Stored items
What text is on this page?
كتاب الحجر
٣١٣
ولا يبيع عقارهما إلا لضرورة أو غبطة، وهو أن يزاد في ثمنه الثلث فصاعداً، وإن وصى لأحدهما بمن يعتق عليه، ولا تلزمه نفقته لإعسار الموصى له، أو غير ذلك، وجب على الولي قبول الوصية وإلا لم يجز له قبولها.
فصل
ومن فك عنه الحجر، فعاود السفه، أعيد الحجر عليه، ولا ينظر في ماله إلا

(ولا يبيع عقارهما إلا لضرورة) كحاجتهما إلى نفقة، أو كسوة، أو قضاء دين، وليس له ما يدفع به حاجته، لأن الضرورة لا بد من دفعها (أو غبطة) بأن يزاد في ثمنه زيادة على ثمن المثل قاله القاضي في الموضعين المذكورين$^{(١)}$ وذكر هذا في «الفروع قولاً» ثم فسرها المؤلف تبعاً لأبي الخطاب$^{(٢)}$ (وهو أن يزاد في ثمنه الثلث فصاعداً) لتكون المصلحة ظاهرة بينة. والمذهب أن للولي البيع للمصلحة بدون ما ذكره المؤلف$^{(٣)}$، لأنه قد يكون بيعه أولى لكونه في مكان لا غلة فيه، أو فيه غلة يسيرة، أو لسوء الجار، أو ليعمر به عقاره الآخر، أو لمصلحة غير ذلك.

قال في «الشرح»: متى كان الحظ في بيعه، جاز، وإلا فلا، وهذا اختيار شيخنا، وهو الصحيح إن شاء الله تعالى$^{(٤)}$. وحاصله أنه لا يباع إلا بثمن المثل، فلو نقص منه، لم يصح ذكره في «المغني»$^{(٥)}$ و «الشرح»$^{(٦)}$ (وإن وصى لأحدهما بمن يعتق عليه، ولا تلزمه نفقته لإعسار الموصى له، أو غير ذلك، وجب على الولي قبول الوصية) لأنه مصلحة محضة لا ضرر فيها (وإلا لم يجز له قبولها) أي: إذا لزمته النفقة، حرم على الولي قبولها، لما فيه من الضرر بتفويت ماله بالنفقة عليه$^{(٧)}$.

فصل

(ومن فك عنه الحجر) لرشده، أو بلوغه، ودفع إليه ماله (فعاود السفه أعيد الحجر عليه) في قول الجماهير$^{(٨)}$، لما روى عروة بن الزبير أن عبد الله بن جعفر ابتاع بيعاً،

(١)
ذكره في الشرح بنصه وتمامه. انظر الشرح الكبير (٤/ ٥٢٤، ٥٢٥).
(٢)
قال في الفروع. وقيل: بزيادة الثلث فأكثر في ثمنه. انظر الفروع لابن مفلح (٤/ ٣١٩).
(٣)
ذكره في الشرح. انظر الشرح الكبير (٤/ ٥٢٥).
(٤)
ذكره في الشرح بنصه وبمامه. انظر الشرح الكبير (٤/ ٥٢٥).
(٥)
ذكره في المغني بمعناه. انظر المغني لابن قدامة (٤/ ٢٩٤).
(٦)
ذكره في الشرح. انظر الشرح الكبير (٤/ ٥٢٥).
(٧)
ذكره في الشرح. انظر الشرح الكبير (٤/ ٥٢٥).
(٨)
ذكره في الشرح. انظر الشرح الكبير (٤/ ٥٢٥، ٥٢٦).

→ Set task
Identify every line above that includes the word "عليه", and show those lines.

→ Answer
ولا يبيع عقارهما إلا لضرورة أو غبطة، وهو أن يزاد في ثمنه الثلث فصاعداً، وإن وصى لأحدهما بمن يعتق عليه، ولا تلزمه نفقته لإعسار الموصى له، أو غير ذلك، وجب على الولي قبول الوصية وإلا لم يجز له قبولها.
ومن فك عنه الحجر، فعاود السفه، أعيد الحجر عليه، ولا ينظر في ماله إلا
قال في «الشرح»: متى كان الحظ في بيعه، جاز، وإلا فلا، وهذا اختيار شيخنا، وهو الصحيح إن شاء الله تعالى$^{(٤)}$. وحاصله أنه لا يباع إلا بثمن المثل، فلو نقص منه، لم يصح ذكره في «المغني»$^{(٥)}$ و «الشرح»$^{(٦)}$ (وإن وصى لأحدهما بمن يعتق عليه، ولا تلزمه نفقته لإعسار الموصى له، أو غير ذلك، وجب على الولي قبول الوصية) لأنه مصلحة محضة لا ضرر فيها (وإلا لم يجز له قبولها) أي: إذا لزمته النفقة، حرم على الولي قبولها، لما فيه من الضرر بتفويت ماله بالنفقة عليه$^{(٧)}$.
(ومن فك عنه الحجر) لرشده، أو بلوغه، ودفع إليه ماله (فعاود السفه أعيد الحجر عليه) في قول الجماهير$^{(٨)}$، لما روى عروة بن الزبير أن عبد الله بن جعفر ابتاع بيعاً،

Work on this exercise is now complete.